* WORK INSTRUCTIONS *
Copy the data that follows, character for character, minus the pictures.

* EXCERPTED RECORDS *
>>>

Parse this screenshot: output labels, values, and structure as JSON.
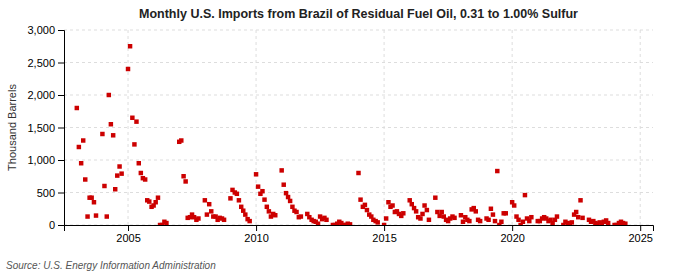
{
  "chart_data": {
    "type": "scatter",
    "title": "Monthly U.S. Imports from Brazil of Residual Fuel Oil, 0.31 to 1.00% Sulfur",
    "ylabel": "Thousand Barrels",
    "annotations": [
      "Source: U.S. Energy Information Administration"
    ],
    "color": "#cc0000",
    "marker": "square",
    "grid": true,
    "xlim": [
      2002.5,
      2025.5
    ],
    "xticks": [
      2005,
      2010,
      2015,
      2020,
      2025
    ],
    "ylim": [
      0,
      3000
    ],
    "yticks": [
      0,
      500,
      {
        "value": 1000,
        "label": "1,000"
      },
      {
        "value": 1500,
        "label": "1,500"
      },
      {
        "value": 2000,
        "label": "2,000"
      },
      {
        "value": 2500,
        "label": "2,500"
      },
      {
        "value": 3000,
        "label": "3,000"
      }
    ],
    "x": [
      2003.0,
      2003.08,
      2003.17,
      2003.25,
      2003.33,
      2003.42,
      2003.5,
      2003.58,
      2003.67,
      2003.75,
      2004.0,
      2004.08,
      2004.17,
      2004.25,
      2004.33,
      2004.42,
      2004.5,
      2004.58,
      2004.67,
      2004.75,
      2005.0,
      2005.08,
      2005.17,
      2005.25,
      2005.33,
      2005.42,
      2005.5,
      2005.58,
      2005.67,
      2005.75,
      2005.83,
      2005.92,
      2006.0,
      2006.08,
      2006.17,
      2006.25,
      2006.33,
      2006.42,
      2006.5,
      2007.0,
      2007.08,
      2007.17,
      2007.25,
      2007.33,
      2007.42,
      2007.5,
      2007.58,
      2007.67,
      2007.75,
      2008.0,
      2008.08,
      2008.17,
      2008.25,
      2008.33,
      2008.42,
      2008.5,
      2008.58,
      2008.67,
      2008.75,
      2009.0,
      2009.08,
      2009.17,
      2009.25,
      2009.33,
      2009.42,
      2009.5,
      2009.58,
      2009.67,
      2009.75,
      2010.0,
      2010.08,
      2010.17,
      2010.25,
      2010.33,
      2010.42,
      2010.5,
      2010.58,
      2010.67,
      2010.75,
      2011.0,
      2011.08,
      2011.17,
      2011.25,
      2011.33,
      2011.42,
      2011.5,
      2011.58,
      2011.67,
      2011.75,
      2012.0,
      2012.08,
      2012.17,
      2012.25,
      2012.33,
      2012.42,
      2012.5,
      2012.58,
      2012.67,
      2012.75,
      2013.0,
      2013.08,
      2013.17,
      2013.25,
      2013.33,
      2013.42,
      2013.5,
      2013.58,
      2013.67,
      2014.0,
      2014.08,
      2014.17,
      2014.25,
      2014.33,
      2014.42,
      2014.5,
      2014.58,
      2014.67,
      2014.75,
      2015.0,
      2015.08,
      2015.17,
      2015.25,
      2015.33,
      2015.42,
      2015.5,
      2015.58,
      2015.67,
      2015.75,
      2016.0,
      2016.08,
      2016.17,
      2016.25,
      2016.33,
      2016.42,
      2016.5,
      2016.58,
      2016.67,
      2016.75,
      2017.0,
      2017.08,
      2017.17,
      2017.25,
      2017.33,
      2017.42,
      2017.5,
      2017.58,
      2017.67,
      2017.75,
      2018.0,
      2018.08,
      2018.17,
      2018.25,
      2018.33,
      2018.42,
      2018.5,
      2018.58,
      2018.67,
      2018.75,
      2019.0,
      2019.08,
      2019.17,
      2019.25,
      2019.33,
      2019.42,
      2019.5,
      2019.58,
      2019.67,
      2019.75,
      2020.0,
      2020.08,
      2020.17,
      2020.25,
      2020.33,
      2020.42,
      2020.5,
      2020.58,
      2020.67,
      2020.75,
      2021.0,
      2021.08,
      2021.17,
      2021.25,
      2021.33,
      2021.42,
      2021.5,
      2021.58,
      2021.67,
      2021.75,
      2022.0,
      2022.08,
      2022.17,
      2022.25,
      2022.33,
      2022.42,
      2022.5,
      2022.58,
      2022.67,
      2022.75,
      2023.0,
      2023.08,
      2023.17,
      2023.25,
      2023.33,
      2023.42,
      2023.5,
      2023.58,
      2023.67,
      2023.75,
      2024.0,
      2024.08,
      2024.17,
      2024.25,
      2024.33,
      2024.42
    ],
    "values": [
      1800,
      1200,
      950,
      1300,
      700,
      130,
      420,
      420,
      350,
      145,
      1400,
      600,
      130,
      2000,
      1550,
      1380,
      550,
      760,
      900,
      790,
      2400,
      2750,
      1650,
      1240,
      1590,
      950,
      800,
      720,
      700,
      380,
      360,
      280,
      300,
      350,
      420,
      0,
      0,
      50,
      30,
      1280,
      1300,
      750,
      670,
      110,
      120,
      160,
      120,
      80,
      100,
      380,
      160,
      320,
      210,
      130,
      130,
      80,
      110,
      100,
      80,
      410,
      540,
      500,
      480,
      380,
      280,
      220,
      160,
      90,
      60,
      780,
      590,
      480,
      520,
      390,
      280,
      210,
      130,
      170,
      150,
      840,
      620,
      490,
      430,
      370,
      280,
      220,
      200,
      120,
      130,
      170,
      120,
      80,
      60,
      50,
      20,
      130,
      90,
      110,
      80,
      0,
      0,
      20,
      50,
      30,
      0,
      0,
      20,
      10,
      800,
      390,
      280,
      310,
      230,
      160,
      130,
      80,
      60,
      40,
      0,
      100,
      350,
      280,
      300,
      200,
      210,
      170,
      140,
      180,
      380,
      320,
      260,
      210,
      120,
      100,
      170,
      300,
      230,
      80,
      420,
      200,
      140,
      200,
      130,
      80,
      60,
      100,
      130,
      110,
      150,
      50,
      120,
      80,
      60,
      240,
      260,
      210,
      80,
      60,
      100,
      80,
      250,
      160,
      60,
      830,
      0,
      50,
      180,
      180,
      350,
      300,
      130,
      80,
      0,
      50,
      460,
      100,
      60,
      120,
      60,
      60,
      100,
      120,
      100,
      60,
      80,
      30,
      80,
      130,
      0,
      50,
      30,
      0,
      40,
      160,
      200,
      120,
      380,
      110,
      80,
      50,
      60,
      30,
      20,
      40,
      0,
      50,
      70,
      30,
      0,
      0,
      30,
      50,
      30,
      20
    ]
  }
}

<<<

* FULL SOLUTION *
Parse this screenshot: output labels, values, and structure as JSON.
{
  "chart_data": {
    "type": "scatter",
    "title": "Monthly U.S. Imports from Brazil of Residual Fuel Oil, 0.31 to 1.00% Sulfur",
    "ylabel": "Thousand Barrels",
    "annotations": [
      "Source: U.S. Energy Information Administration"
    ],
    "color": "#cc0000",
    "marker": "square",
    "grid": true,
    "xlim": [
      2002.5,
      2025.5
    ],
    "xticks": [
      2005,
      2010,
      2015,
      2020,
      2025
    ],
    "ylim": [
      0,
      3000
    ],
    "yticks": [
      0,
      500,
      {
        "value": 1000,
        "label": "1,000"
      },
      {
        "value": 1500,
        "label": "1,500"
      },
      {
        "value": 2000,
        "label": "2,000"
      },
      {
        "value": 2500,
        "label": "2,500"
      },
      {
        "value": 3000,
        "label": "3,000"
      }
    ],
    "x": [
      2003.0,
      2003.08,
      2003.17,
      2003.25,
      2003.33,
      2003.42,
      2003.5,
      2003.58,
      2003.67,
      2003.75,
      2004.0,
      2004.08,
      2004.17,
      2004.25,
      2004.33,
      2004.42,
      2004.5,
      2004.58,
      2004.67,
      2004.75,
      2005.0,
      2005.08,
      2005.17,
      2005.25,
      2005.33,
      2005.42,
      2005.5,
      2005.58,
      2005.67,
      2005.75,
      2005.83,
      2005.92,
      2006.0,
      2006.08,
      2006.17,
      2006.25,
      2006.33,
      2006.42,
      2006.5,
      2007.0,
      2007.08,
      2007.17,
      2007.25,
      2007.33,
      2007.42,
      2007.5,
      2007.58,
      2007.67,
      2007.75,
      2008.0,
      2008.08,
      2008.17,
      2008.25,
      2008.33,
      2008.42,
      2008.5,
      2008.58,
      2008.67,
      2008.75,
      2009.0,
      2009.08,
      2009.17,
      2009.25,
      2009.33,
      2009.42,
      2009.5,
      2009.58,
      2009.67,
      2009.75,
      2010.0,
      2010.08,
      2010.17,
      2010.25,
      2010.33,
      2010.42,
      2010.5,
      2010.58,
      2010.67,
      2010.75,
      2011.0,
      2011.08,
      2011.17,
      2011.25,
      2011.33,
      2011.42,
      2011.5,
      2011.58,
      2011.67,
      2011.75,
      2012.0,
      2012.08,
      2012.17,
      2012.25,
      2012.33,
      2012.42,
      2012.5,
      2012.58,
      2012.67,
      2012.75,
      2013.0,
      2013.08,
      2013.17,
      2013.25,
      2013.33,
      2013.42,
      2013.5,
      2013.58,
      2013.67,
      2014.0,
      2014.08,
      2014.17,
      2014.25,
      2014.33,
      2014.42,
      2014.5,
      2014.58,
      2014.67,
      2014.75,
      2015.0,
      2015.08,
      2015.17,
      2015.25,
      2015.33,
      2015.42,
      2015.5,
      2015.58,
      2015.67,
      2015.75,
      2016.0,
      2016.08,
      2016.17,
      2016.25,
      2016.33,
      2016.42,
      2016.5,
      2016.58,
      2016.67,
      2016.75,
      2017.0,
      2017.08,
      2017.17,
      2017.25,
      2017.33,
      2017.42,
      2017.5,
      2017.58,
      2017.67,
      2017.75,
      2018.0,
      2018.08,
      2018.17,
      2018.25,
      2018.33,
      2018.42,
      2018.5,
      2018.58,
      2018.67,
      2018.75,
      2019.0,
      2019.08,
      2019.17,
      2019.25,
      2019.33,
      2019.42,
      2019.5,
      2019.58,
      2019.67,
      2019.75,
      2020.0,
      2020.08,
      2020.17,
      2020.25,
      2020.33,
      2020.42,
      2020.5,
      2020.58,
      2020.67,
      2020.75,
      2021.0,
      2021.08,
      2021.17,
      2021.25,
      2021.33,
      2021.42,
      2021.5,
      2021.58,
      2021.67,
      2021.75,
      2022.0,
      2022.08,
      2022.17,
      2022.25,
      2022.33,
      2022.42,
      2022.5,
      2022.58,
      2022.67,
      2022.75,
      2023.0,
      2023.08,
      2023.17,
      2023.25,
      2023.33,
      2023.42,
      2023.5,
      2023.58,
      2023.67,
      2023.75,
      2024.0,
      2024.08,
      2024.17,
      2024.25,
      2024.33,
      2024.42
    ],
    "values": [
      1800,
      1200,
      950,
      1300,
      700,
      130,
      420,
      420,
      350,
      145,
      1400,
      600,
      130,
      2000,
      1550,
      1380,
      550,
      760,
      900,
      790,
      2400,
      2750,
      1650,
      1240,
      1590,
      950,
      800,
      720,
      700,
      380,
      360,
      280,
      300,
      350,
      420,
      0,
      0,
      50,
      30,
      1280,
      1300,
      750,
      670,
      110,
      120,
      160,
      120,
      80,
      100,
      380,
      160,
      320,
      210,
      130,
      130,
      80,
      110,
      100,
      80,
      410,
      540,
      500,
      480,
      380,
      280,
      220,
      160,
      90,
      60,
      780,
      590,
      480,
      520,
      390,
      280,
      210,
      130,
      170,
      150,
      840,
      620,
      490,
      430,
      370,
      280,
      220,
      200,
      120,
      130,
      170,
      120,
      80,
      60,
      50,
      20,
      130,
      90,
      110,
      80,
      0,
      0,
      20,
      50,
      30,
      0,
      0,
      20,
      10,
      800,
      390,
      280,
      310,
      230,
      160,
      130,
      80,
      60,
      40,
      0,
      100,
      350,
      280,
      300,
      200,
      210,
      170,
      140,
      180,
      380,
      320,
      260,
      210,
      120,
      100,
      170,
      300,
      230,
      80,
      420,
      200,
      140,
      200,
      130,
      80,
      60,
      100,
      130,
      110,
      150,
      50,
      120,
      80,
      60,
      240,
      260,
      210,
      80,
      60,
      100,
      80,
      250,
      160,
      60,
      830,
      0,
      50,
      180,
      180,
      350,
      300,
      130,
      80,
      0,
      50,
      460,
      100,
      60,
      120,
      60,
      60,
      100,
      120,
      100,
      60,
      80,
      30,
      80,
      130,
      0,
      50,
      30,
      0,
      40,
      160,
      200,
      120,
      380,
      110,
      80,
      50,
      60,
      30,
      20,
      40,
      0,
      50,
      70,
      30,
      0,
      0,
      30,
      50,
      30,
      20
    ]
  }
}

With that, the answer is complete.